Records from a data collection
----------------

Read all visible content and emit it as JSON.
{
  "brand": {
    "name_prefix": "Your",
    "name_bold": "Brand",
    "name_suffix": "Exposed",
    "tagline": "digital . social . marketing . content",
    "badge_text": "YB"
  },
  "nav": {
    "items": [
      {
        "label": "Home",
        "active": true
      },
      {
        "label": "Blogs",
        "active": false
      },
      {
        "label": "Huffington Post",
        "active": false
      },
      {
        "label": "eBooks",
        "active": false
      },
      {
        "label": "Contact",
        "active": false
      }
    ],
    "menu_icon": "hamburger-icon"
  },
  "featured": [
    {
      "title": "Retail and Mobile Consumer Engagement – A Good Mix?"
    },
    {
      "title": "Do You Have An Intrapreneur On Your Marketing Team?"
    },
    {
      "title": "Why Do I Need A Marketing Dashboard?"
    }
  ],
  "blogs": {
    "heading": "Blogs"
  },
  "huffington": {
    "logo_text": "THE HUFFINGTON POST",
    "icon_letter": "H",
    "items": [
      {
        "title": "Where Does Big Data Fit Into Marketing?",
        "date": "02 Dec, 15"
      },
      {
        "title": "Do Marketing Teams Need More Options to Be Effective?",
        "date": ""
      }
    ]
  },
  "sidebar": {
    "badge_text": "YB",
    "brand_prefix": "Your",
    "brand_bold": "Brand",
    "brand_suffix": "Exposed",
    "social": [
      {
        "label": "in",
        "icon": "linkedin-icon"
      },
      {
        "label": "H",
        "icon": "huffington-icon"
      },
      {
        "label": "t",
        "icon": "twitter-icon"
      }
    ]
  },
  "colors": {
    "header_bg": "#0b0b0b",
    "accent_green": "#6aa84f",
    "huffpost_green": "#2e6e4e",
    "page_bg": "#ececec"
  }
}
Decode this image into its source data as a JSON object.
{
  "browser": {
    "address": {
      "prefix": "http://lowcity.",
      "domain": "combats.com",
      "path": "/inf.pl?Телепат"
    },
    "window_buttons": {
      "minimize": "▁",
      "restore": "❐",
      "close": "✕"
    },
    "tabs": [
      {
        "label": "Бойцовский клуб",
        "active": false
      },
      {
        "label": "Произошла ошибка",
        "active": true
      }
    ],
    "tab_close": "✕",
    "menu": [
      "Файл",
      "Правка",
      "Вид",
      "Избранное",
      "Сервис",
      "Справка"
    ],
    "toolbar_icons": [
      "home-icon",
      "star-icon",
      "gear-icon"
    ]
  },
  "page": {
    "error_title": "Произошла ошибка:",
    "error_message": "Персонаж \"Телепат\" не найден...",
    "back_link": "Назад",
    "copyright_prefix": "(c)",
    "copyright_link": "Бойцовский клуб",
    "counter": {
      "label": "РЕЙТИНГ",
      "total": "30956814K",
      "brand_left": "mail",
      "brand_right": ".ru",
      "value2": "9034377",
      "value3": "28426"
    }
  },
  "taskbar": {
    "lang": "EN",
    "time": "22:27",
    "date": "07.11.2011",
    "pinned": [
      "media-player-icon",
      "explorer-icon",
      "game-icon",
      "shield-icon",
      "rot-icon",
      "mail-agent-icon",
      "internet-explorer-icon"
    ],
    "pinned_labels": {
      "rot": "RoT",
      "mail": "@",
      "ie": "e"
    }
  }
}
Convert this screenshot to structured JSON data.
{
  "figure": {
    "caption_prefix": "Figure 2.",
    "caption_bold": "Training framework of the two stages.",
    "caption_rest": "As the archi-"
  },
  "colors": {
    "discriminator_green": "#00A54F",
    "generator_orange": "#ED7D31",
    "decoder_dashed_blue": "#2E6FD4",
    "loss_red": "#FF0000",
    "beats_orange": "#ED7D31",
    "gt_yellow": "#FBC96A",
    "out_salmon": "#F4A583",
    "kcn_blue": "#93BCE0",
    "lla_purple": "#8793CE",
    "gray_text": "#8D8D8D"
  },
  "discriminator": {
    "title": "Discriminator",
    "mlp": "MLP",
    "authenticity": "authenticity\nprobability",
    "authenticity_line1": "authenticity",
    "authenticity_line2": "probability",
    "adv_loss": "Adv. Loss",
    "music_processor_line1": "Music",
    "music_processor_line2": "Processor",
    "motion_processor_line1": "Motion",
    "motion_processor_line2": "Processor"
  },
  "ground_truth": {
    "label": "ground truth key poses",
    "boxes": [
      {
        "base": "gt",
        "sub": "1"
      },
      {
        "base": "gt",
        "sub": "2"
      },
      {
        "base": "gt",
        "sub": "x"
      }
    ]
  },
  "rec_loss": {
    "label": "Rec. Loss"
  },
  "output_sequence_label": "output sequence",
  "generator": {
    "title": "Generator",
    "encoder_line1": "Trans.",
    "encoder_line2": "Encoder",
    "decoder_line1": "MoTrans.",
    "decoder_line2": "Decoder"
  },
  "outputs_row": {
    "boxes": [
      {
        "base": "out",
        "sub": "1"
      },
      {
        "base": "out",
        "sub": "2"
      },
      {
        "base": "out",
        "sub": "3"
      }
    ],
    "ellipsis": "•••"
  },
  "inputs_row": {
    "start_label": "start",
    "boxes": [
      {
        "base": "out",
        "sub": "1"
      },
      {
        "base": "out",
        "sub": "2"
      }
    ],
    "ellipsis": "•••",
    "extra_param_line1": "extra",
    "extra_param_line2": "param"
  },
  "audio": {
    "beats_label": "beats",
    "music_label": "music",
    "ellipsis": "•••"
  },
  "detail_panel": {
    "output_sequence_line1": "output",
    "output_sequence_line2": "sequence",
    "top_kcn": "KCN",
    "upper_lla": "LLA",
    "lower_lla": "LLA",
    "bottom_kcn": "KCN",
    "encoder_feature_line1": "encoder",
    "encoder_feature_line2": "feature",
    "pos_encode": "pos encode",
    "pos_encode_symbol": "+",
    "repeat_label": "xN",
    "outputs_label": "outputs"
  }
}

----------------

- Task goal: Pull out every line holding "explorer" from the records above, and copy it.

- Solution below:
      "explorer-icon",
      "internet-explorer-icon"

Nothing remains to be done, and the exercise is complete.